**The problem**
Copy every line of the entries that includes the word "昆虫大比拼".

**Saved entries**
+ + + + +

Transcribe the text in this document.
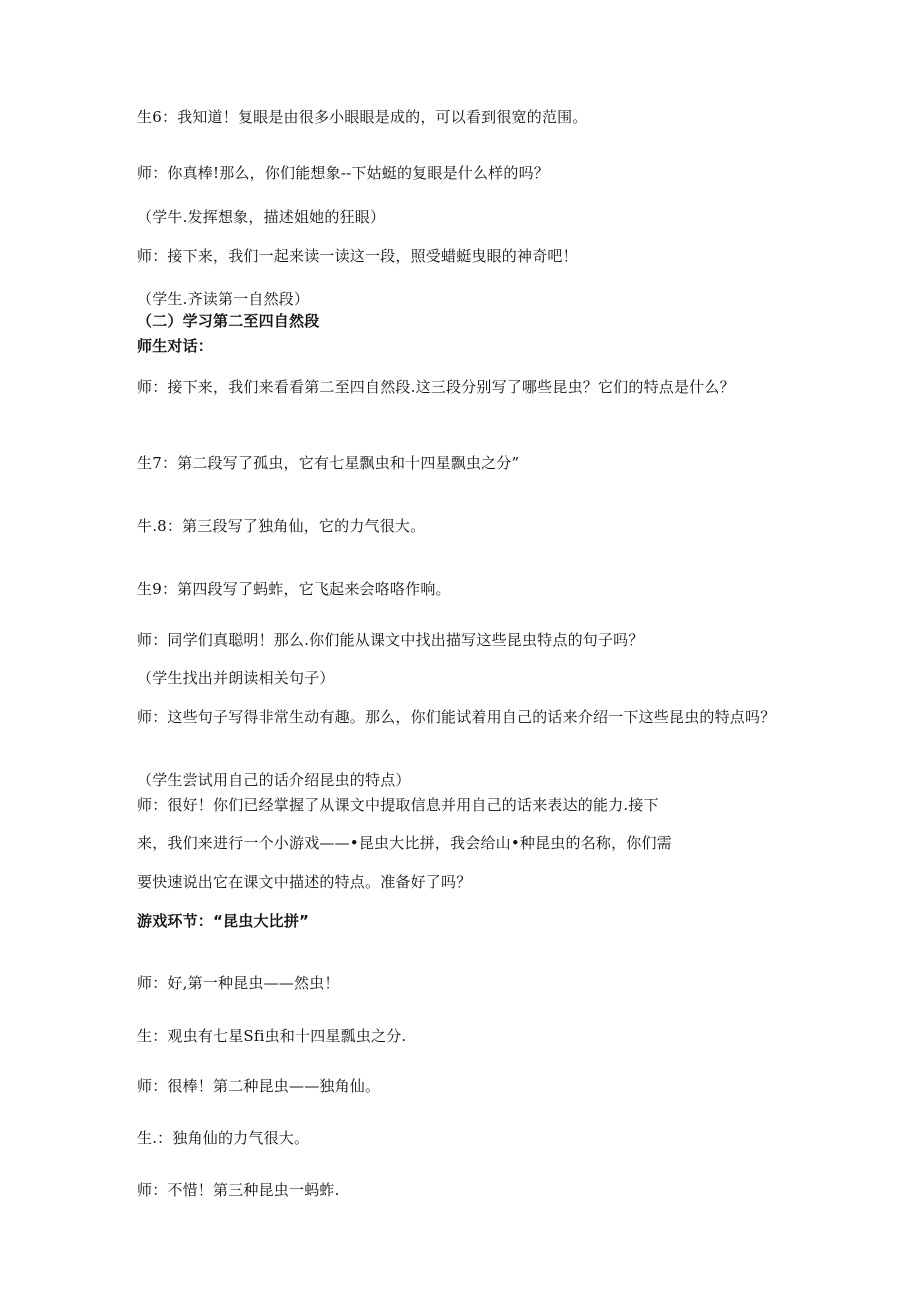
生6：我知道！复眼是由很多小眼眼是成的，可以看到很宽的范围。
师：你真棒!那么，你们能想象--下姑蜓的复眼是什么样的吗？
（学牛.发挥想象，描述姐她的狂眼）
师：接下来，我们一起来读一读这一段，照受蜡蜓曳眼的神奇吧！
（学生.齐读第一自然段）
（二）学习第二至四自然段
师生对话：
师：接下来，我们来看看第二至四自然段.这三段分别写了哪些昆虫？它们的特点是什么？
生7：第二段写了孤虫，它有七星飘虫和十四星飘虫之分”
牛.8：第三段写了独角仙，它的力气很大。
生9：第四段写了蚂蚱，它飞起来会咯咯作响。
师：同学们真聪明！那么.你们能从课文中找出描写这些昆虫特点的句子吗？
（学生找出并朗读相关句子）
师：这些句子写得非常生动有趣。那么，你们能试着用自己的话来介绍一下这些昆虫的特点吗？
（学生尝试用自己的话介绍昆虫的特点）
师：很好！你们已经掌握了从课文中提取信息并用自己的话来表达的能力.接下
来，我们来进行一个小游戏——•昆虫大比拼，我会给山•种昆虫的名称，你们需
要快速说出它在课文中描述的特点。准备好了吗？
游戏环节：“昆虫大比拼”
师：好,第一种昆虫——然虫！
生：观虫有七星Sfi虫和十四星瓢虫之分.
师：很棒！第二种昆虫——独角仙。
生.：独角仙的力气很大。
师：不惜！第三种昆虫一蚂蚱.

+ + + + +

**Solution to this exercise**
来，我们来进行一个小游戏——•昆虫大比拼，我会给山•种昆虫的名称，你们需
游戏环节：“昆虫大比拼”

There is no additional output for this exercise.